Extracted entries:

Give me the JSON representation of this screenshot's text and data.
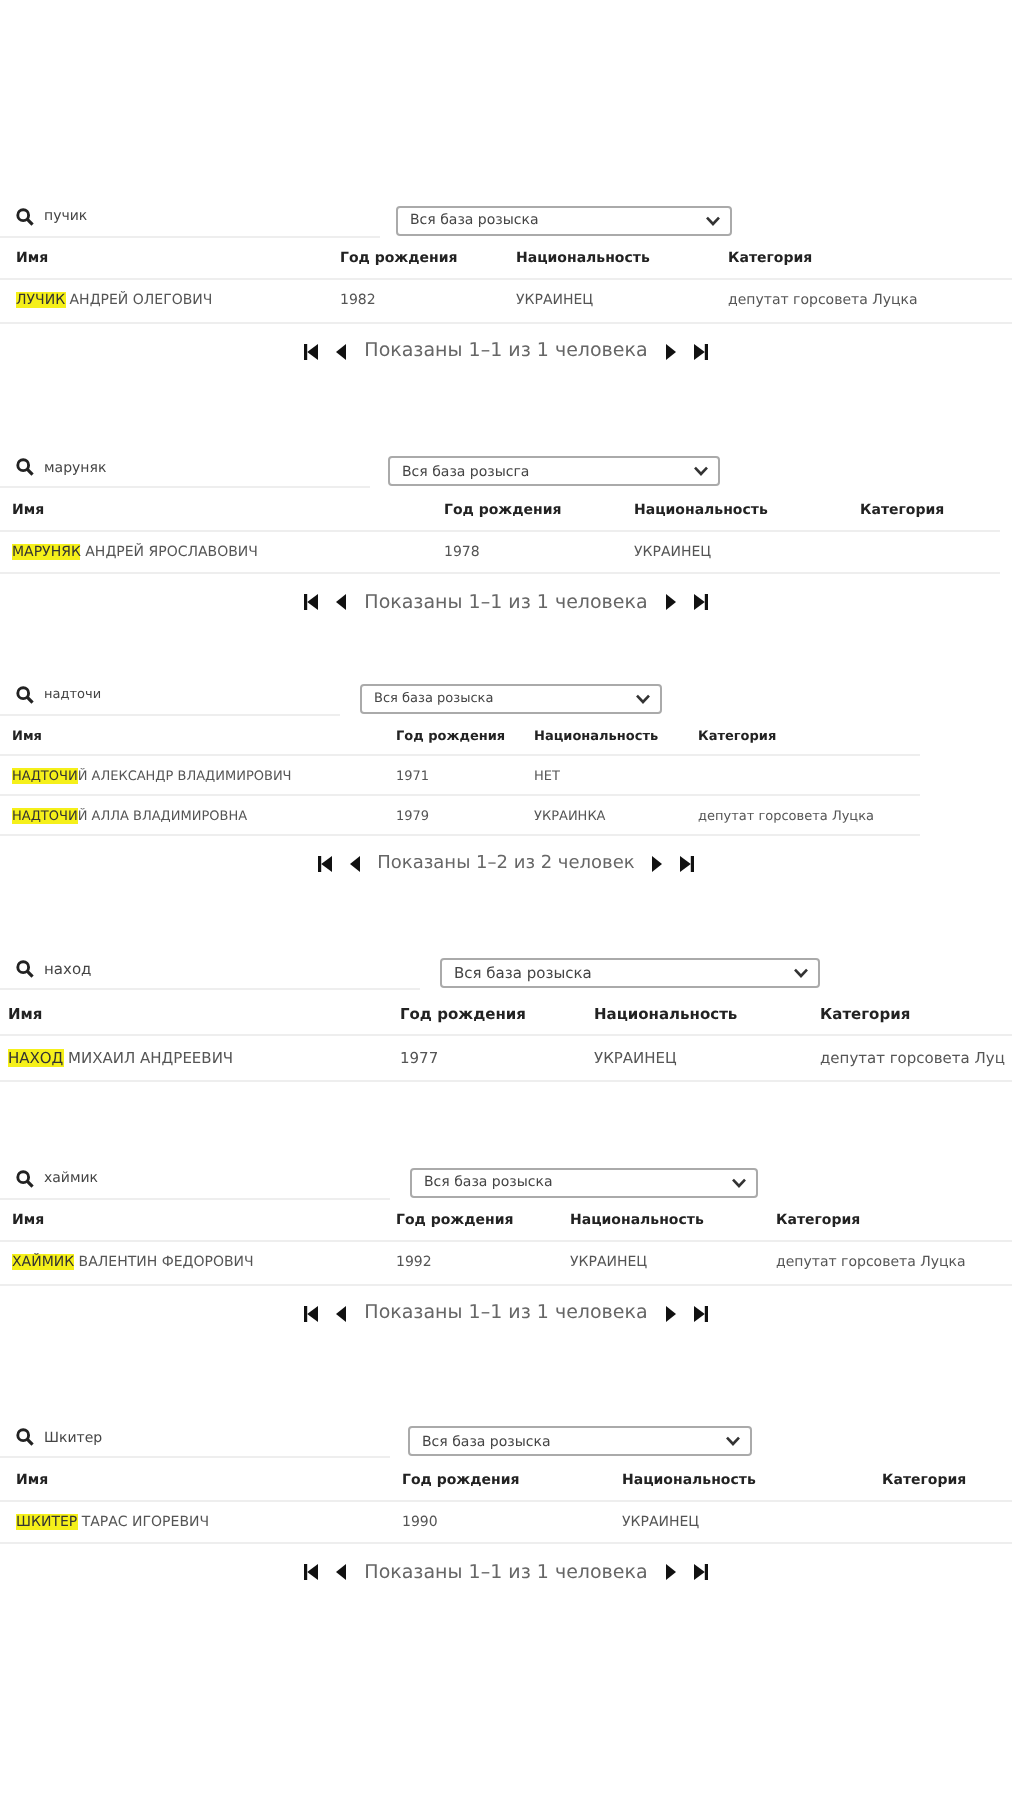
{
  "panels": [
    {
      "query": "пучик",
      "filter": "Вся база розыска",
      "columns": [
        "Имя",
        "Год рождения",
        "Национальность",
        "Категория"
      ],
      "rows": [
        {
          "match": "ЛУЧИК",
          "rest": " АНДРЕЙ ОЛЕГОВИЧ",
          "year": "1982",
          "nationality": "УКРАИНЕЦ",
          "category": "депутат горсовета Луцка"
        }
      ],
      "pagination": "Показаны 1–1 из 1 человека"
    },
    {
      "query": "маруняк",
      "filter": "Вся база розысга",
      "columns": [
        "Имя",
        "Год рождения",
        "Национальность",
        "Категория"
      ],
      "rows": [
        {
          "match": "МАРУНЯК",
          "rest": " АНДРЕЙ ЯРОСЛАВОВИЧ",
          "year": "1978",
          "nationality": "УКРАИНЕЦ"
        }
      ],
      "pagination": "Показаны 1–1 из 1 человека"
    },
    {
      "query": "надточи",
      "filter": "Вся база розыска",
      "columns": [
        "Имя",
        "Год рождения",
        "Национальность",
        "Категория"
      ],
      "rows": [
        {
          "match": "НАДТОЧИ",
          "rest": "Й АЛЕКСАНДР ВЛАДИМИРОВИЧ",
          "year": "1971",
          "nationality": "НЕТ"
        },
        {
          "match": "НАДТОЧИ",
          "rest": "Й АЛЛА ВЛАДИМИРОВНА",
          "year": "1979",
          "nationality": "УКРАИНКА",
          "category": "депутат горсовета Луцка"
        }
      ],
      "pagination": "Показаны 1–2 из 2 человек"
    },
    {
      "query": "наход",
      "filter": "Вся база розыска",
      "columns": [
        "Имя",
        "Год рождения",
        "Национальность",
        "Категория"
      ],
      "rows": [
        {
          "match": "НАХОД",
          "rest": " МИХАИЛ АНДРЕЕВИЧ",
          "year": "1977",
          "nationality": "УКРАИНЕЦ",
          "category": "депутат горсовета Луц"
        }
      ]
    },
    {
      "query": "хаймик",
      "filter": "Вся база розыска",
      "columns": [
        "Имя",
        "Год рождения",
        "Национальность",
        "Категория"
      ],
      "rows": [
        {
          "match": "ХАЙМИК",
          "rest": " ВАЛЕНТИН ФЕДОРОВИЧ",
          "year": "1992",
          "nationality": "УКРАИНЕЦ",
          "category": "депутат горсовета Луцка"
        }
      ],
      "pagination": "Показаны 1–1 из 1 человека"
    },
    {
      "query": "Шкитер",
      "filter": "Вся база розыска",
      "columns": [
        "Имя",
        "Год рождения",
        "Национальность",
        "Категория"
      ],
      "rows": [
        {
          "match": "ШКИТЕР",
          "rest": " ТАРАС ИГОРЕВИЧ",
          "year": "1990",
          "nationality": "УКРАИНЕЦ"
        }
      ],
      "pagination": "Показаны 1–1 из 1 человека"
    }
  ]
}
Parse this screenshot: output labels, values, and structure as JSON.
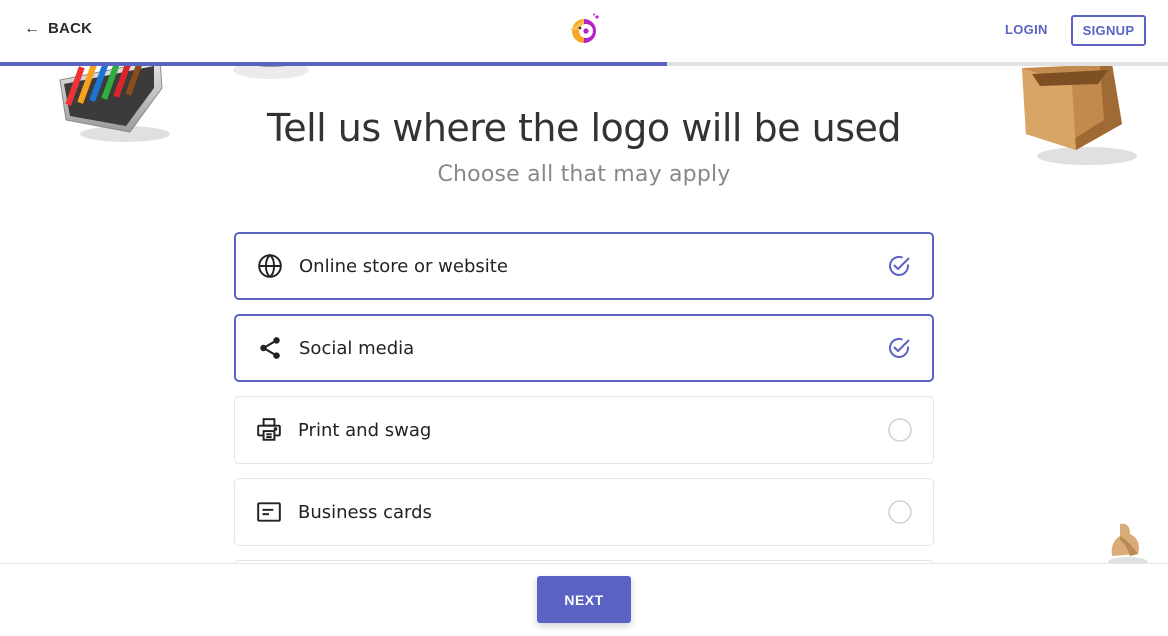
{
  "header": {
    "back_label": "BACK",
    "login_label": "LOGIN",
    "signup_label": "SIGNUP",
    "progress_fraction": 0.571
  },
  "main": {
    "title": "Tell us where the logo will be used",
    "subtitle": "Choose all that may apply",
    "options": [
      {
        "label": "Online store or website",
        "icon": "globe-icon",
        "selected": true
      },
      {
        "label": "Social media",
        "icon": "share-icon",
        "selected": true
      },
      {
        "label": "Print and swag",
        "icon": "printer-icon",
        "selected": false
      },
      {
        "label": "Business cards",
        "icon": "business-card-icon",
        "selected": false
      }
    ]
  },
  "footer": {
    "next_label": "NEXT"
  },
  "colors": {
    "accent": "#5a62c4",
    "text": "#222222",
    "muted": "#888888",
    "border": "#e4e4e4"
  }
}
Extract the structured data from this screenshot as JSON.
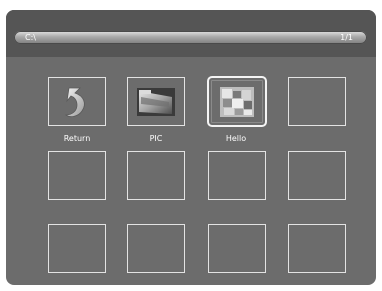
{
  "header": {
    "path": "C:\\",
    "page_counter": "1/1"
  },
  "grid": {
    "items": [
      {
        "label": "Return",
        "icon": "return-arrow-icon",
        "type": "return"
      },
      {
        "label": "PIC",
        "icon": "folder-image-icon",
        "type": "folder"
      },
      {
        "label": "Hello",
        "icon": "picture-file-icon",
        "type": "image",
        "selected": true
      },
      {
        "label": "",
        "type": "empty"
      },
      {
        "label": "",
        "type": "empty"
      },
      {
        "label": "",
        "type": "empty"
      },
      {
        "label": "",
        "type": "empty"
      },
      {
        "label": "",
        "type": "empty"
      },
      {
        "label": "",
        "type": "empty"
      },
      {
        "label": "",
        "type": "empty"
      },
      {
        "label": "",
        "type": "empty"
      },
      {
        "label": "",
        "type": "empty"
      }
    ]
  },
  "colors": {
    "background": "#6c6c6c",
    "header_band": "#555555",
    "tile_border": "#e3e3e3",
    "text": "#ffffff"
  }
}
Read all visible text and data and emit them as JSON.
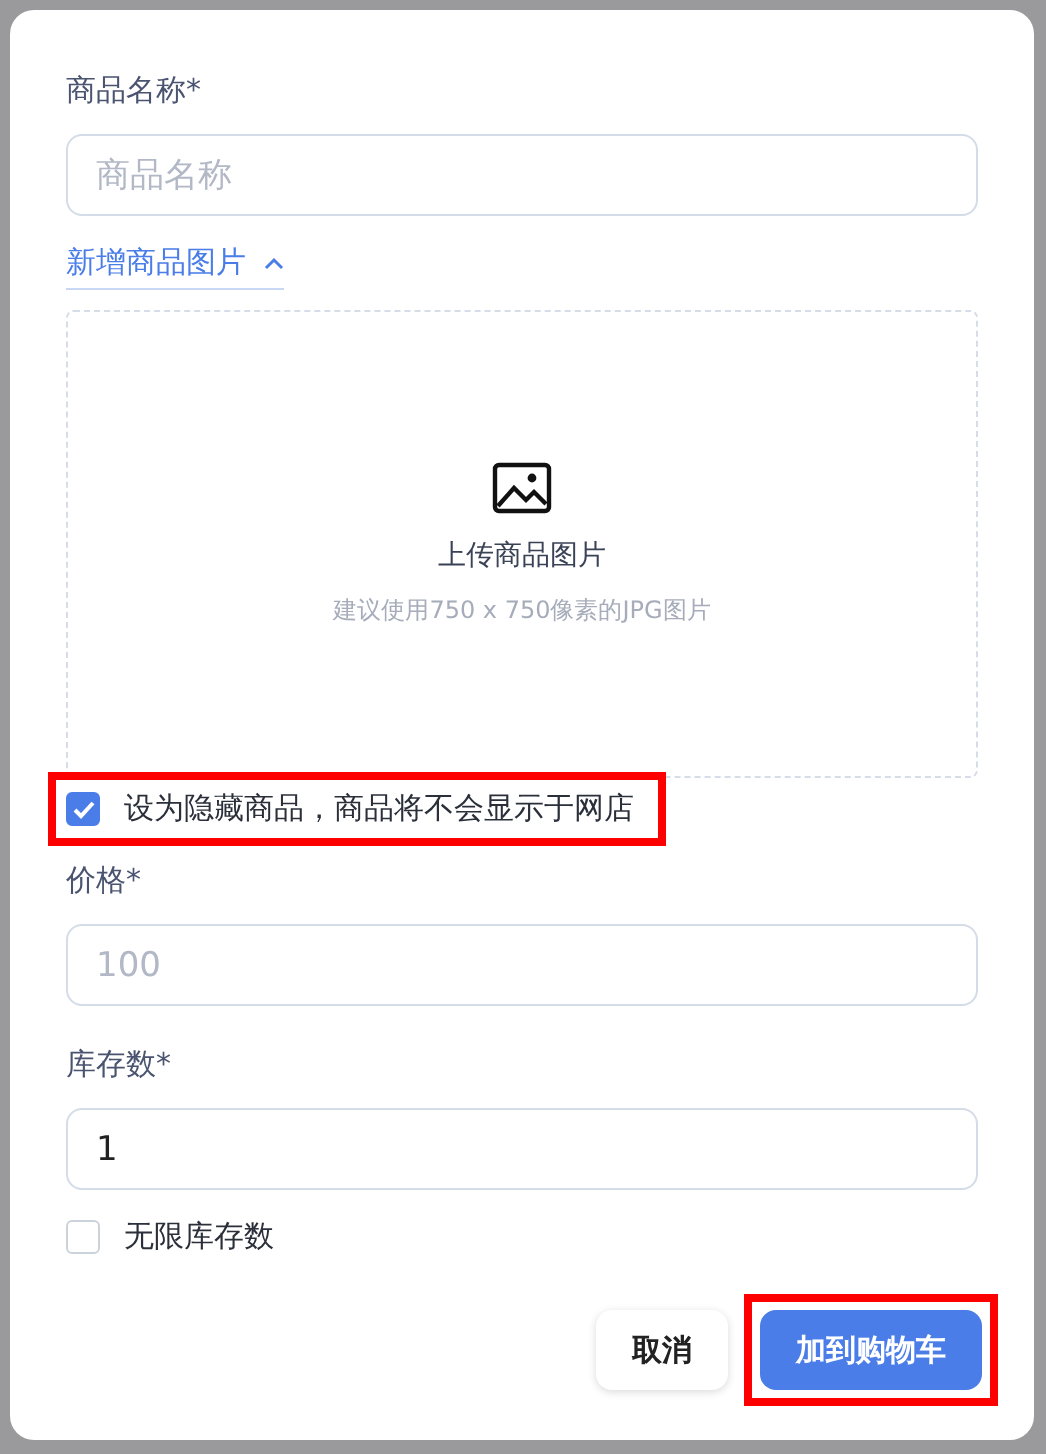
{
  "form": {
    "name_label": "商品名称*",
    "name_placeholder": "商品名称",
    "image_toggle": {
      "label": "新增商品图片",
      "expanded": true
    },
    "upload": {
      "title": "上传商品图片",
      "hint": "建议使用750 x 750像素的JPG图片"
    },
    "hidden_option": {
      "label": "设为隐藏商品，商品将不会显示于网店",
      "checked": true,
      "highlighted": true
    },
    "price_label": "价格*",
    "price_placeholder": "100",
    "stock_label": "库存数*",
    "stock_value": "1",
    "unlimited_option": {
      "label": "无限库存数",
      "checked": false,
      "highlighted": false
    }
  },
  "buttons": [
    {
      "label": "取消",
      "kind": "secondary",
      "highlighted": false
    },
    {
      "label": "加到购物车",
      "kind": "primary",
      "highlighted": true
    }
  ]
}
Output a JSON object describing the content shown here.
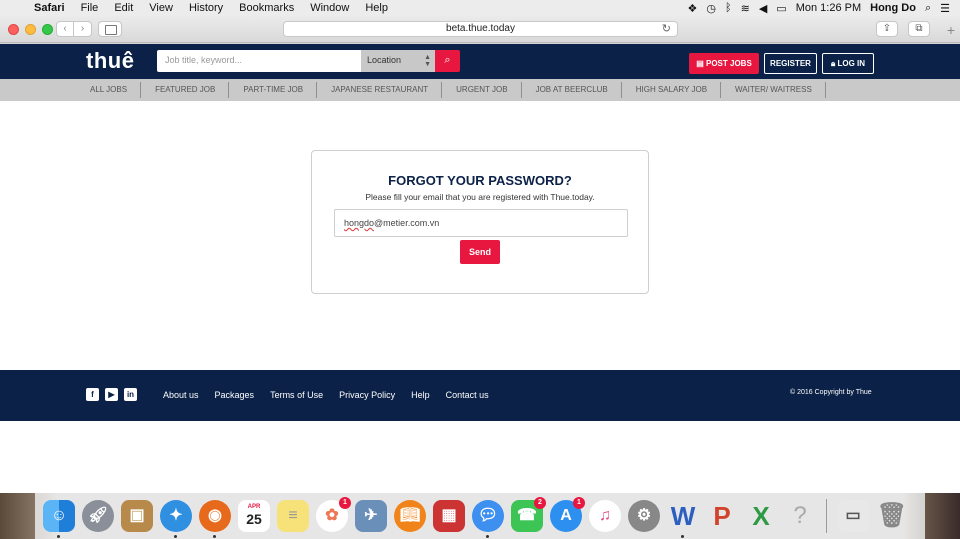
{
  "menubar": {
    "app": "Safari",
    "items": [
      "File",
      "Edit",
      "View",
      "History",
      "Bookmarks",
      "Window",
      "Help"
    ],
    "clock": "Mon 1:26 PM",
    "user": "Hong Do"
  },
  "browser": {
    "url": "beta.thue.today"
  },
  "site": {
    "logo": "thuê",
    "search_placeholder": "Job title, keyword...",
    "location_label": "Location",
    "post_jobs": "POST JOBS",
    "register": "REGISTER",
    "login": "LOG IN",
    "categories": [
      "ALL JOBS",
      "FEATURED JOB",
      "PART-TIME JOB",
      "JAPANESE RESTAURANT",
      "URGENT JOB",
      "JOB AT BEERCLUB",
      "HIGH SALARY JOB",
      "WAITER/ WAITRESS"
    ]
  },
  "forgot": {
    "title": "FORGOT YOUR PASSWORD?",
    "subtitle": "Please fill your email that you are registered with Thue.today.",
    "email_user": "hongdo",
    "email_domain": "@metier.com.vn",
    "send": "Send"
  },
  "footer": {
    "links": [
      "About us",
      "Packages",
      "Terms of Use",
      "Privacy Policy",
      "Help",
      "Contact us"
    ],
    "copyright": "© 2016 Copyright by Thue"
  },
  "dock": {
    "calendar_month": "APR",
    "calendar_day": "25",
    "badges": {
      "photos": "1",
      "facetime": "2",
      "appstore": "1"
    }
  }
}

Exercise goal:
Extract each line from the entries above that contains the string "screenshot".

Final result:
Give me the JSON representation of this screenshot's text and data.
Parse this screenshot: output labels, values, and structure as JSON.
Extract the structured data from this screenshot as JSON.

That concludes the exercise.